__Problem description__.
Locate the word "Portfolio" in the material, then show every line that holds it.

__Records provided__.
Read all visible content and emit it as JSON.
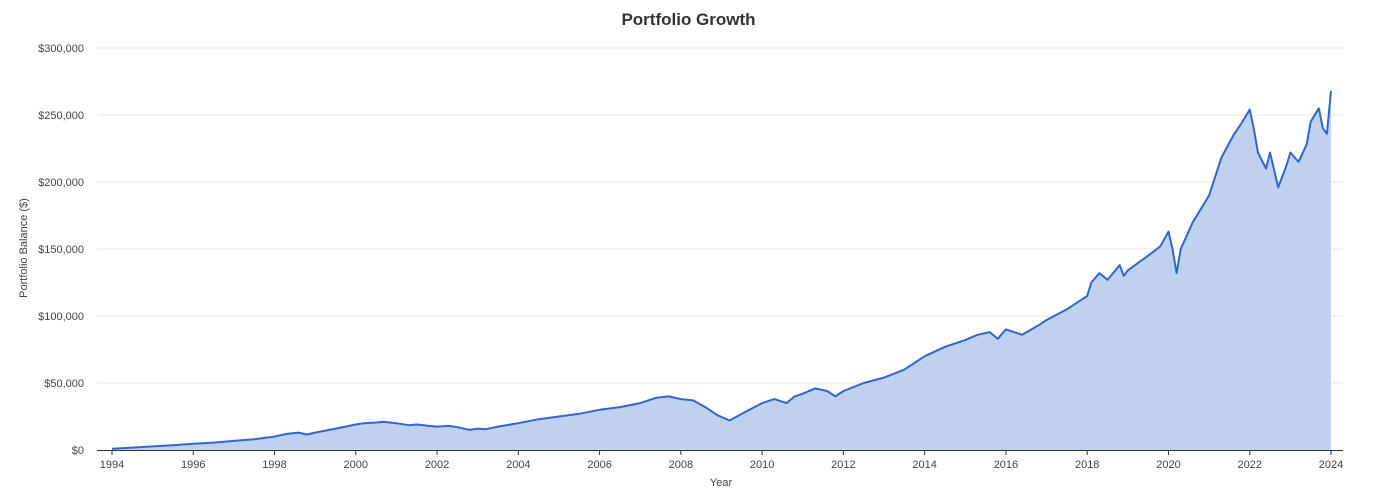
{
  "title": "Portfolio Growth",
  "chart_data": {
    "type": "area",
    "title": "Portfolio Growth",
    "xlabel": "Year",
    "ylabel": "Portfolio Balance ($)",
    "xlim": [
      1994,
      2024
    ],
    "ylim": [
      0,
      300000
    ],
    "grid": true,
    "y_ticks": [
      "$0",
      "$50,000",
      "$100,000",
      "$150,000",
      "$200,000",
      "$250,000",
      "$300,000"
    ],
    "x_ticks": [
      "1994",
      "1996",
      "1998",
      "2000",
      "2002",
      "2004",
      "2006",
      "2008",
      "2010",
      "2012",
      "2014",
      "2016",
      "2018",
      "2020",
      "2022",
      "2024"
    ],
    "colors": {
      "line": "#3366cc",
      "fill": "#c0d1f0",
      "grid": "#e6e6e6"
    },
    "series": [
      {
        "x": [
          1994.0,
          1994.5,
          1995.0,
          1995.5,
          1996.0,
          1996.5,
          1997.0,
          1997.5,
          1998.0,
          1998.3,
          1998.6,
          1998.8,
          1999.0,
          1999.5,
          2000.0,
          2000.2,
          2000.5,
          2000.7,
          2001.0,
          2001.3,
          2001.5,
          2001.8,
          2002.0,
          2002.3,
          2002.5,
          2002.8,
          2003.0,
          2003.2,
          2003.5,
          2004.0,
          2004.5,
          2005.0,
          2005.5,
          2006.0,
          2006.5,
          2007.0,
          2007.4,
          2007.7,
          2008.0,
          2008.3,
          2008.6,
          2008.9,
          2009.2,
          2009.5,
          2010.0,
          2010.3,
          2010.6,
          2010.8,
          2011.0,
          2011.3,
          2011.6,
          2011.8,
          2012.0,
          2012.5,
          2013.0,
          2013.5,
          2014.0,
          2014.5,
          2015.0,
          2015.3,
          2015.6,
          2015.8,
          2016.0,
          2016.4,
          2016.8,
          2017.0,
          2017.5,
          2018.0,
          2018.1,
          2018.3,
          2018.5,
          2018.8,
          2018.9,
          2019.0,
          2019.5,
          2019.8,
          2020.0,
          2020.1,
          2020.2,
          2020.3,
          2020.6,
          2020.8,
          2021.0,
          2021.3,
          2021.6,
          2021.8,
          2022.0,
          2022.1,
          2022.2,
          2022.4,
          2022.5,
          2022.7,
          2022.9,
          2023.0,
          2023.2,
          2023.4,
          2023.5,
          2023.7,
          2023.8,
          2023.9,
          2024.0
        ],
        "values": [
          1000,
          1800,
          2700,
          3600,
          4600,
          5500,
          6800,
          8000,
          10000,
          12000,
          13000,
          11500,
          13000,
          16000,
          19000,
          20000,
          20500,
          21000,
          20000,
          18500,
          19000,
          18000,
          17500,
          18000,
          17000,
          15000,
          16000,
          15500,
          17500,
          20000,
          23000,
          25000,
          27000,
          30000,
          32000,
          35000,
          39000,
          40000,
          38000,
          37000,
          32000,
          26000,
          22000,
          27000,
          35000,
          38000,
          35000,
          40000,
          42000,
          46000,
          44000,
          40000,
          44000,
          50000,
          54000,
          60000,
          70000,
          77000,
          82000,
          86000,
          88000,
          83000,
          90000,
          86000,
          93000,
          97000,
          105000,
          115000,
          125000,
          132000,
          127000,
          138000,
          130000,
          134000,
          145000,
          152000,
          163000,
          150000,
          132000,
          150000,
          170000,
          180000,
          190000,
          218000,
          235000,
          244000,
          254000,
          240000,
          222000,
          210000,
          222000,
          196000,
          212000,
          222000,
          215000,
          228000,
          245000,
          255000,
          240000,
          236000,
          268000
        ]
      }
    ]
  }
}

__Result for this task__.
  "title": "Portfolio Growth",
    "title": "Portfolio Growth",
    "ylabel": "Portfolio Balance ($)",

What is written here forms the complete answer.